* [PROBLEM] Give the listing again in full, exactly as written.

* [Raw records]
------------------------------------------------
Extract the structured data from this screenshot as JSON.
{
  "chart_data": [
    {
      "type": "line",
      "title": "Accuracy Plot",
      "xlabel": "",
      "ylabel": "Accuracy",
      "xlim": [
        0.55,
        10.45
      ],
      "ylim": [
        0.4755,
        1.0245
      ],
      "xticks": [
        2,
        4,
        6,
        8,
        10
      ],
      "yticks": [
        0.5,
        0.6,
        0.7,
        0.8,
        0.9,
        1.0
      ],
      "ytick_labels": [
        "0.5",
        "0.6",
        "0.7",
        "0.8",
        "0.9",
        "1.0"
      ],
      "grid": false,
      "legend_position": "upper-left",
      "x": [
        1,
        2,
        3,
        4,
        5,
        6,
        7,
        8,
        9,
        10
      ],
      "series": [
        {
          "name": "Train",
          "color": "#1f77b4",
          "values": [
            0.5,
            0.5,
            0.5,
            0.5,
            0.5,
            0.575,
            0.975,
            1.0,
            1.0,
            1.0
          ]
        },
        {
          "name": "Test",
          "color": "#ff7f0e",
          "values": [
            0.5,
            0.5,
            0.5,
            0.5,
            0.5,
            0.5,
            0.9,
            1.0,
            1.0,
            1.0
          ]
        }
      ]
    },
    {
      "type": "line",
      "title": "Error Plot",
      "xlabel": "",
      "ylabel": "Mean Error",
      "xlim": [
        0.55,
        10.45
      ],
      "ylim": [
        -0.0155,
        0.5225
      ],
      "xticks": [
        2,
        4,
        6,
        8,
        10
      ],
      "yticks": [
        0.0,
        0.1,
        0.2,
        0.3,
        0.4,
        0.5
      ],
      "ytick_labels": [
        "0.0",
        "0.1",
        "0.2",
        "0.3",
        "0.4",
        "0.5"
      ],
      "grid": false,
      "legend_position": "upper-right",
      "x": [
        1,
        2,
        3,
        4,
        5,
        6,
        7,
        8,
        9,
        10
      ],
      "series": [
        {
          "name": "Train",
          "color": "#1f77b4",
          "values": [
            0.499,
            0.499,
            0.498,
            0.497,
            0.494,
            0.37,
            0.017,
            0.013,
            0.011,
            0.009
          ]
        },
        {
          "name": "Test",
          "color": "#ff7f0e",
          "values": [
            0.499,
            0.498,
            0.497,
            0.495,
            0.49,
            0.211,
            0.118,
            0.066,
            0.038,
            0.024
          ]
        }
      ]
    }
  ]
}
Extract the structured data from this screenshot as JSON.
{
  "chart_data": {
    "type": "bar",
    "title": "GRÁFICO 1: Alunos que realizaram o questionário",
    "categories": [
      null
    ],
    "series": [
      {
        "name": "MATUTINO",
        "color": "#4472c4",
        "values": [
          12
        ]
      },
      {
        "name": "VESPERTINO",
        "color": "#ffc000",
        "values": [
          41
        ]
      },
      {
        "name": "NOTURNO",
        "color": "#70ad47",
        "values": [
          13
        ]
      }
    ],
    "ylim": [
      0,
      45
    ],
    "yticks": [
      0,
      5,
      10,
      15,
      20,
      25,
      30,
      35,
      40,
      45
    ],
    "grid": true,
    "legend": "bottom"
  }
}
------------------------------------------------
* [CORRECT ANSWER]
Extract the structured data from this screenshot as JSON.
{
  "chart_data": [
    {
      "type": "line",
      "title": "Accuracy Plot",
      "xlabel": "",
      "ylabel": "Accuracy",
      "xlim": [
        0.55,
        10.45
      ],
      "ylim": [
        0.4755,
        1.0245
      ],
      "xticks": [
        2,
        4,
        6,
        8,
        10
      ],
      "yticks": [
        0.5,
        0.6,
        0.7,
        0.8,
        0.9,
        1.0
      ],
      "ytick_labels": [
        "0.5",
        "0.6",
        "0.7",
        "0.8",
        "0.9",
        "1.0"
      ],
      "grid": false,
      "legend_position": "upper-left",
      "x": [
        1,
        2,
        3,
        4,
        5,
        6,
        7,
        8,
        9,
        10
      ],
      "series": [
        {
          "name": "Train",
          "color": "#1f77b4",
          "values": [
            0.5,
            0.5,
            0.5,
            0.5,
            0.5,
            0.575,
            0.975,
            1.0,
            1.0,
            1.0
          ]
        },
        {
          "name": "Test",
          "color": "#ff7f0e",
          "values": [
            0.5,
            0.5,
            0.5,
            0.5,
            0.5,
            0.5,
            0.9,
            1.0,
            1.0,
            1.0
          ]
        }
      ]
    },
    {
      "type": "line",
      "title": "Error Plot",
      "xlabel": "",
      "ylabel": "Mean Error",
      "xlim": [
        0.55,
        10.45
      ],
      "ylim": [
        -0.0155,
        0.5225
      ],
      "xticks": [
        2,
        4,
        6,
        8,
        10
      ],
      "yticks": [
        0.0,
        0.1,
        0.2,
        0.3,
        0.4,
        0.5
      ],
      "ytick_labels": [
        "0.0",
        "0.1",
        "0.2",
        "0.3",
        "0.4",
        "0.5"
      ],
      "grid": false,
      "legend_position": "upper-right",
      "x": [
        1,
        2,
        3,
        4,
        5,
        6,
        7,
        8,
        9,
        10
      ],
      "series": [
        {
          "name": "Train",
          "color": "#1f77b4",
          "values": [
            0.499,
            0.499,
            0.498,
            0.497,
            0.494,
            0.37,
            0.017,
            0.013,
            0.011,
            0.009
          ]
        },
        {
          "name": "Test",
          "color": "#ff7f0e",
          "values": [
            0.499,
            0.498,
            0.497,
            0.495,
            0.49,
            0.211,
            0.118,
            0.066,
            0.038,
            0.024
          ]
        }
      ]
    }
  ]
}
Extract the structured data from this screenshot as JSON.
{
  "chart_data": {
    "type": "bar",
    "title": "GRÁFICO 1: Alunos que realizaram o questionário",
    "categories": [
      null
    ],
    "series": [
      {
        "name": "MATUTINO",
        "color": "#4472c4",
        "values": [
          12
        ]
      },
      {
        "name": "VESPERTINO",
        "color": "#ffc000",
        "values": [
          41
        ]
      },
      {
        "name": "NOTURNO",
        "color": "#70ad47",
        "values": [
          13
        ]
      }
    ],
    "ylim": [
      0,
      45
    ],
    "yticks": [
      0,
      5,
      10,
      15,
      20,
      25,
      30,
      35,
      40,
      45
    ],
    "grid": true,
    "legend": "bottom"
  }
}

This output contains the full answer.